## PROBLEM:
Reproduce the listing below verbatim.

## DATA PROVIDED:
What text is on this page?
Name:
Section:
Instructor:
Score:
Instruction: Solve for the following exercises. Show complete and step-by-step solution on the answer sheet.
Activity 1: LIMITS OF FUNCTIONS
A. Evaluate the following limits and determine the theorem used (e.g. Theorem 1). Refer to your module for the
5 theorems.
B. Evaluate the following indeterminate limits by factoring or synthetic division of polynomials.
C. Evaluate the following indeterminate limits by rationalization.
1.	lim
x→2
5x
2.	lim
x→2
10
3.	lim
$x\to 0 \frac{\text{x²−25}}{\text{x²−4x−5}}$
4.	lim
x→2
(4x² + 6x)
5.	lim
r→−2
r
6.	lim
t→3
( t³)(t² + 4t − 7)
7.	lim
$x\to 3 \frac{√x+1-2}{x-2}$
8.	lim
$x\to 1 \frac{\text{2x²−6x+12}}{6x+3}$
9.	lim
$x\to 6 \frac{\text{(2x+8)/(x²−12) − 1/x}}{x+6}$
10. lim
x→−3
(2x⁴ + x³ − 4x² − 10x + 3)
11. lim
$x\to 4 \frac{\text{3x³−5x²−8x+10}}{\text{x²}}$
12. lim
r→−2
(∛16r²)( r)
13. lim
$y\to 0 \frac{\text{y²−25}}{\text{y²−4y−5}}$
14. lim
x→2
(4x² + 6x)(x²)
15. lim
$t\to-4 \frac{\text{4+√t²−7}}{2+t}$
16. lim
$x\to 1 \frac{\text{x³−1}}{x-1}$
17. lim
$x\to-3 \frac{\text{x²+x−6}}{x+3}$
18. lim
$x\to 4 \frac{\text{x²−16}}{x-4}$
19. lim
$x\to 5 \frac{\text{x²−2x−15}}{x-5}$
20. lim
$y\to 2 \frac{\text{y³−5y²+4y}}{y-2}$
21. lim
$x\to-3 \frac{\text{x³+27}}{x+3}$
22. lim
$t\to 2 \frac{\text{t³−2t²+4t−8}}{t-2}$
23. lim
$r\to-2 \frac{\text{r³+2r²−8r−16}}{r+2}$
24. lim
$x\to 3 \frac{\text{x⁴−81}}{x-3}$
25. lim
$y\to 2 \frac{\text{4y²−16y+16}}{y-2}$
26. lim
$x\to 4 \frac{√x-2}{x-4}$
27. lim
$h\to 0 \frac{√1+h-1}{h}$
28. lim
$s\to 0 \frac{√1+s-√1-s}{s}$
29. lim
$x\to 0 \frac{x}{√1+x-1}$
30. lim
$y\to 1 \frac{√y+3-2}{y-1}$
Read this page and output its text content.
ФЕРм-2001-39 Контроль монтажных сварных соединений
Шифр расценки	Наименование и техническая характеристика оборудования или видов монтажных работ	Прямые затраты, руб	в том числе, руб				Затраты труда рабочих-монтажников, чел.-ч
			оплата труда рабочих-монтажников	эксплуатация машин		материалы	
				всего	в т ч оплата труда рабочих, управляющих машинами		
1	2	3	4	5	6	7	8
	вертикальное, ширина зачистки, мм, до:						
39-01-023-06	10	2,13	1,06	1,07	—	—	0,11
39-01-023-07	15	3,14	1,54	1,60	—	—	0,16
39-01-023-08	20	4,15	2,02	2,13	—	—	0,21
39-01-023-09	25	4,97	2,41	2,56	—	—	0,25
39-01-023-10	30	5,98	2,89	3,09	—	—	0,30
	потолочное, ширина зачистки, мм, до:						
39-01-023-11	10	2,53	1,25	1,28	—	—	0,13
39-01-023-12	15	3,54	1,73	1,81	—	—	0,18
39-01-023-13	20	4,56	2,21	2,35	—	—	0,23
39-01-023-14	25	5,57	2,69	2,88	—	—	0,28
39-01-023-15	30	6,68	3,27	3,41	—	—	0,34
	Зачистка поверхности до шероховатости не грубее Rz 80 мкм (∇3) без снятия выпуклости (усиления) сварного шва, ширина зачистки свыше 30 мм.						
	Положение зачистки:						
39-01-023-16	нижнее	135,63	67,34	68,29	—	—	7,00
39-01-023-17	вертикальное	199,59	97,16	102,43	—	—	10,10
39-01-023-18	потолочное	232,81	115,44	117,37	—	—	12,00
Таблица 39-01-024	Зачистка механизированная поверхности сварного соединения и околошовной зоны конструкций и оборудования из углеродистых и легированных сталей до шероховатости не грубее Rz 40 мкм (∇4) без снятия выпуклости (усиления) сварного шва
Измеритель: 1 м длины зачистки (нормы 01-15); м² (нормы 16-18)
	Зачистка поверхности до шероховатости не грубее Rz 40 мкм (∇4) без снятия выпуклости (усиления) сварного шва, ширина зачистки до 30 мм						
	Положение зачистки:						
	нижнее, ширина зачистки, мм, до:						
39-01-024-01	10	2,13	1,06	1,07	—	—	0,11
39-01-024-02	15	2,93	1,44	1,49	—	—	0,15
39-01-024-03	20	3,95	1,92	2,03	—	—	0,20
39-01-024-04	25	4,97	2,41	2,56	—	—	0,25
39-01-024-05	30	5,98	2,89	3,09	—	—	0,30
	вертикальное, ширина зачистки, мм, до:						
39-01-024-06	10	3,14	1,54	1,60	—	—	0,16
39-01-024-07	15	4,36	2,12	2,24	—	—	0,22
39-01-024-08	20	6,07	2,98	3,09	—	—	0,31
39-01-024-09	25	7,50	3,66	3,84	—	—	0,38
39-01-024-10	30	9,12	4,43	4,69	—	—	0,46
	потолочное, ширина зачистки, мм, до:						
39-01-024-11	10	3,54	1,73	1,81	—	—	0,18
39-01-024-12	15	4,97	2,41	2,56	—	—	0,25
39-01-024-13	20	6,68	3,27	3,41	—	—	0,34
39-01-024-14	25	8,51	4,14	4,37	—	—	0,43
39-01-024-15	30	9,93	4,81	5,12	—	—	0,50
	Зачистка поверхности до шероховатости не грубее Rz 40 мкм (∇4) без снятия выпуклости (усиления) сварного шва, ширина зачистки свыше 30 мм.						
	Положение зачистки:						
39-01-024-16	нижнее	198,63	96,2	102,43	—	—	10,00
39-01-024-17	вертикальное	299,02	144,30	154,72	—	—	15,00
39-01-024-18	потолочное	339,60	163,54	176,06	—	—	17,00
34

## PROBLEM SOLUTION:
What text is on this page?
Name:
Section:
Instructor:
Score:
Instruction: Solve for the following exercises. Show complete and step-by-step solution on the answer sheet.
Activity 1: LIMITS OF FUNCTIONS
A. Evaluate the following limits and determine the theorem used (e.g. Theorem 1). Refer to your module for the
5 theorems.
B. Evaluate the following indeterminate limits by factoring or synthetic division of polynomials.
C. Evaluate the following indeterminate limits by rationalization.
1.	lim
x→2
5x
2.	lim
x→2
10
3.	lim
$x\to 0 \frac{\text{x²−25}}{\text{x²−4x−5}}$
4.	lim
x→2
(4x² + 6x)
5.	lim
r→−2
r
6.	lim
t→3
( t³)(t² + 4t − 7)
7.	lim
$x\to 3 \frac{√x+1-2}{x-2}$
8.	lim
$x\to 1 \frac{\text{2x²−6x+12}}{6x+3}$
9.	lim
$x\to 6 \frac{\text{(2x+8)/(x²−12) − 1/x}}{x+6}$
10. lim
x→−3
(2x⁴ + x³ − 4x² − 10x + 3)
11. lim
$x\to 4 \frac{\text{3x³−5x²−8x+10}}{\text{x²}}$
12. lim
r→−2
(∛16r²)( r)
13. lim
$y\to 0 \frac{\text{y²−25}}{\text{y²−4y−5}}$
14. lim
x→2
(4x² + 6x)(x²)
15. lim
$t\to-4 \frac{\text{4+√t²−7}}{2+t}$
16. lim
$x\to 1 \frac{\text{x³−1}}{x-1}$
17. lim
$x\to-3 \frac{\text{x²+x−6}}{x+3}$
18. lim
$x\to 4 \frac{\text{x²−16}}{x-4}$
19. lim
$x\to 5 \frac{\text{x²−2x−15}}{x-5}$
20. lim
$y\to 2 \frac{\text{y³−5y²+4y}}{y-2}$
21. lim
$x\to-3 \frac{\text{x³+27}}{x+3}$
22. lim
$t\to 2 \frac{\text{t³−2t²+4t−8}}{t-2}$
23. lim
$r\to-2 \frac{\text{r³+2r²−8r−16}}{r+2}$
24. lim
$x\to 3 \frac{\text{x⁴−81}}{x-3}$
25. lim
$y\to 2 \frac{\text{4y²−16y+16}}{y-2}$
26. lim
$x\to 4 \frac{√x-2}{x-4}$
27. lim
$h\to 0 \frac{√1+h-1}{h}$
28. lim
$s\to 0 \frac{√1+s-√1-s}{s}$
29. lim
$x\to 0 \frac{x}{√1+x-1}$
30. lim
$y\to 1 \frac{√y+3-2}{y-1}$
Read this page and output its text content.
ФЕРм-2001-39 Контроль монтажных сварных соединений
Шифр расценки	Наименование и техническая характеристика оборудования или видов монтажных работ	Прямые затраты, руб	в том числе, руб				Затраты труда рабочих-монтажников, чел.-ч
			оплата труда рабочих-монтажников	эксплуатация машин		материалы	
				всего	в т ч оплата труда рабочих, управляющих машинами		
1	2	3	4	5	6	7	8
	вертикальное, ширина зачистки, мм, до:						
39-01-023-06	10	2,13	1,06	1,07	—	—	0,11
39-01-023-07	15	3,14	1,54	1,60	—	—	0,16
39-01-023-08	20	4,15	2,02	2,13	—	—	0,21
39-01-023-09	25	4,97	2,41	2,56	—	—	0,25
39-01-023-10	30	5,98	2,89	3,09	—	—	0,30
	потолочное, ширина зачистки, мм, до:						
39-01-023-11	10	2,53	1,25	1,28	—	—	0,13
39-01-023-12	15	3,54	1,73	1,81	—	—	0,18
39-01-023-13	20	4,56	2,21	2,35	—	—	0,23
39-01-023-14	25	5,57	2,69	2,88	—	—	0,28
39-01-023-15	30	6,68	3,27	3,41	—	—	0,34
	Зачистка поверхности до шероховатости не грубее Rz 80 мкм (∇3) без снятия выпуклости (усиления) сварного шва, ширина зачистки свыше 30 мм.						
	Положение зачистки:						
39-01-023-16	нижнее	135,63	67,34	68,29	—	—	7,00
39-01-023-17	вертикальное	199,59	97,16	102,43	—	—	10,10
39-01-023-18	потолочное	232,81	115,44	117,37	—	—	12,00
Таблица 39-01-024	Зачистка механизированная поверхности сварного соединения и околошовной зоны конструкций и оборудования из углеродистых и легированных сталей до шероховатости не грубее Rz 40 мкм (∇4) без снятия выпуклости (усиления) сварного шва
Измеритель: 1 м длины зачистки (нормы 01-15); м² (нормы 16-18)
	Зачистка поверхности до шероховатости не грубее Rz 40 мкм (∇4) без снятия выпуклости (усиления) сварного шва, ширина зачистки до 30 мм						
	Положение зачистки:						
	нижнее, ширина зачистки, мм, до:						
39-01-024-01	10	2,13	1,06	1,07	—	—	0,11
39-01-024-02	15	2,93	1,44	1,49	—	—	0,15
39-01-024-03	20	3,95	1,92	2,03	—	—	0,20
39-01-024-04	25	4,97	2,41	2,56	—	—	0,25
39-01-024-05	30	5,98	2,89	3,09	—	—	0,30
	вертикальное, ширина зачистки, мм, до:						
39-01-024-06	10	3,14	1,54	1,60	—	—	0,16
39-01-024-07	15	4,36	2,12	2,24	—	—	0,22
39-01-024-08	20	6,07	2,98	3,09	—	—	0,31
39-01-024-09	25	7,50	3,66	3,84	—	—	0,38
39-01-024-10	30	9,12	4,43	4,69	—	—	0,46
	потолочное, ширина зачистки, мм, до:						
39-01-024-11	10	3,54	1,73	1,81	—	—	0,18
39-01-024-12	15	4,97	2,41	2,56	—	—	0,25
39-01-024-13	20	6,68	3,27	3,41	—	—	0,34
39-01-024-14	25	8,51	4,14	4,37	—	—	0,43
39-01-024-15	30	9,93	4,81	5,12	—	—	0,50
	Зачистка поверхности до шероховатости не грубее Rz 40 мкм (∇4) без снятия выпуклости (усиления) сварного шва, ширина зачистки свыше 30 мм.						
	Положение зачистки:						
39-01-024-16	нижнее	198,63	96,2	102,43	—	—	10,00
39-01-024-17	вертикальное	299,02	144,30	154,72	—	—	15,00
39-01-024-18	потолочное	339,60	163,54	176,06	—	—	17,00
34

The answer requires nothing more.